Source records
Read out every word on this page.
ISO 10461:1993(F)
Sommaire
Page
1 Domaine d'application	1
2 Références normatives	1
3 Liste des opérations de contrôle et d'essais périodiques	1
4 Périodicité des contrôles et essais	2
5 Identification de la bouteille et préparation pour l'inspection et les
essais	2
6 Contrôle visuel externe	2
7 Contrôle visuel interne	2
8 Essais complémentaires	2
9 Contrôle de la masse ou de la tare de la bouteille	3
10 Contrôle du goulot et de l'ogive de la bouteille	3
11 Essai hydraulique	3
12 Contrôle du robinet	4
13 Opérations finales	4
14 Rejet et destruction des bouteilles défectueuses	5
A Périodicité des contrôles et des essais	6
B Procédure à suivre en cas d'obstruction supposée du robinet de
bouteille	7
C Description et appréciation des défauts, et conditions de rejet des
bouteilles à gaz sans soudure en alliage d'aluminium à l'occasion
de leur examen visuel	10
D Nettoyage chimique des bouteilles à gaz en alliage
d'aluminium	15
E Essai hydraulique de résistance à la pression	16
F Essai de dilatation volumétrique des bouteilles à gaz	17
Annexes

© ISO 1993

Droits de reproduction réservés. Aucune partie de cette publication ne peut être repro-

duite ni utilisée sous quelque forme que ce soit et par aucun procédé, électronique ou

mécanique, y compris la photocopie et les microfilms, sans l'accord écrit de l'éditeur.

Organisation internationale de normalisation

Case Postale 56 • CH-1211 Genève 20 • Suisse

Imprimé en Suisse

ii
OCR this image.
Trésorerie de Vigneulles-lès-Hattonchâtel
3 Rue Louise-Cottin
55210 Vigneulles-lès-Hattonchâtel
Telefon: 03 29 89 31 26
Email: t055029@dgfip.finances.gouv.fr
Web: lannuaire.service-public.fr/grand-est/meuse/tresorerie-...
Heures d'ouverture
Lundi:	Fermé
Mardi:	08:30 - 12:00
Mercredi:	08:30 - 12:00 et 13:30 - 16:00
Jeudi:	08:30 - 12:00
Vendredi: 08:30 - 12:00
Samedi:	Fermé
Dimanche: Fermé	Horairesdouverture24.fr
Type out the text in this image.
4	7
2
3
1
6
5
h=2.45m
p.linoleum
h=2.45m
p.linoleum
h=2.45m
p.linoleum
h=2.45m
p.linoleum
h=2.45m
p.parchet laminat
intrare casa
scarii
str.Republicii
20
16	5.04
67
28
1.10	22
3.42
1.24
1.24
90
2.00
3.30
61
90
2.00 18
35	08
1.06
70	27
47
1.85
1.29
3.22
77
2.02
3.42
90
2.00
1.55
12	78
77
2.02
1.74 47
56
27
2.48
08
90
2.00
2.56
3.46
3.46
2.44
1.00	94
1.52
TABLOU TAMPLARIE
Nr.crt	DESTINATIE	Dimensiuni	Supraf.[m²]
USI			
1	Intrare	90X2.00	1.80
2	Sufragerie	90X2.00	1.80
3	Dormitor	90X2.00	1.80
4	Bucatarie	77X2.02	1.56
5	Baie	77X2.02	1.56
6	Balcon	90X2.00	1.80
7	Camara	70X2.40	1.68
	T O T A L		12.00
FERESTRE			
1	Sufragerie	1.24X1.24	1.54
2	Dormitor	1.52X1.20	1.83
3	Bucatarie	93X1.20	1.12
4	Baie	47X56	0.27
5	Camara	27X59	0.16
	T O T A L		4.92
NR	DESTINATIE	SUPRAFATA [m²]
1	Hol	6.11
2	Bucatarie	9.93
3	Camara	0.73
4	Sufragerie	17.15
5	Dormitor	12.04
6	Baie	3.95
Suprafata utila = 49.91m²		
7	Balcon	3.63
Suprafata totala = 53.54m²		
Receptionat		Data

* [TASK TO COMPLETE]: The records above need to be transcribed in full. Keep every character unchanged.

* [COMPLETED EXERCISE]:
Read out every word on this page.
ISO 10461:1993(F)
Sommaire
Page
1 Domaine d'application	1
2 Références normatives	1
3 Liste des opérations de contrôle et d'essais périodiques	1
4 Périodicité des contrôles et essais	2
5 Identification de la bouteille et préparation pour l'inspection et les
essais	2
6 Contrôle visuel externe	2
7 Contrôle visuel interne	2
8 Essais complémentaires	2
9 Contrôle de la masse ou de la tare de la bouteille	3
10 Contrôle du goulot et de l'ogive de la bouteille	3
11 Essai hydraulique	3
12 Contrôle du robinet	4
13 Opérations finales	4
14 Rejet et destruction des bouteilles défectueuses	5
A Périodicité des contrôles et des essais	6
B Procédure à suivre en cas d'obstruction supposée du robinet de
bouteille	7
C Description et appréciation des défauts, et conditions de rejet des
bouteilles à gaz sans soudure en alliage d'aluminium à l'occasion
de leur examen visuel	10
D Nettoyage chimique des bouteilles à gaz en alliage
d'aluminium	15
E Essai hydraulique de résistance à la pression	16
F Essai de dilatation volumétrique des bouteilles à gaz	17
Annexes

© ISO 1993

Droits de reproduction réservés. Aucune partie de cette publication ne peut être repro-

duite ni utilisée sous quelque forme que ce soit et par aucun procédé, électronique ou

mécanique, y compris la photocopie et les microfilms, sans l'accord écrit de l'éditeur.

Organisation internationale de normalisation

Case Postale 56 • CH-1211 Genève 20 • Suisse

Imprimé en Suisse

ii
OCR this image.
Trésorerie de Vigneulles-lès-Hattonchâtel
3 Rue Louise-Cottin
55210 Vigneulles-lès-Hattonchâtel
Telefon: 03 29 89 31 26
Email: t055029@dgfip.finances.gouv.fr
Web: lannuaire.service-public.fr/grand-est/meuse/tresorerie-...
Heures d'ouverture
Lundi:	Fermé
Mardi:	08:30 - 12:00
Mercredi:	08:30 - 12:00 et 13:30 - 16:00
Jeudi:	08:30 - 12:00
Vendredi: 08:30 - 12:00
Samedi:	Fermé
Dimanche: Fermé	Horairesdouverture24.fr
Type out the text in this image.
4	7
2
3
1
6
5
h=2.45m
p.linoleum
h=2.45m
p.linoleum
h=2.45m
p.linoleum
h=2.45m
p.linoleum
h=2.45m
p.parchet laminat
intrare casa
scarii
str.Republicii
20
16	5.04
67
28
1.10	22
3.42
1.24
1.24
90
2.00
3.30
61
90
2.00 18
35	08
1.06
70	27
47
1.85
1.29
3.22
77
2.02
3.42
90
2.00
1.55
12	78
77
2.02
1.74 47
56
27
2.48
08
90
2.00
2.56
3.46
3.46
2.44
1.00	94
1.52
TABLOU TAMPLARIE
Nr.crt	DESTINATIE	Dimensiuni	Supraf.[m²]
USI			
1	Intrare	90X2.00	1.80
2	Sufragerie	90X2.00	1.80
3	Dormitor	90X2.00	1.80
4	Bucatarie	77X2.02	1.56
5	Baie	77X2.02	1.56
6	Balcon	90X2.00	1.80
7	Camara	70X2.40	1.68
	T O T A L		12.00
FERESTRE			
1	Sufragerie	1.24X1.24	1.54
2	Dormitor	1.52X1.20	1.83
3	Bucatarie	93X1.20	1.12
4	Baie	47X56	0.27
5	Camara	27X59	0.16
	T O T A L		4.92
NR	DESTINATIE	SUPRAFATA [m²]
1	Hol	6.11
2	Bucatarie	9.93
3	Camara	0.73
4	Sufragerie	17.15
5	Dormitor	12.04
6	Baie	3.95
Suprafata utila = 49.91m²		
7	Balcon	3.63
Suprafata totala = 53.54m²		
Receptionat		Data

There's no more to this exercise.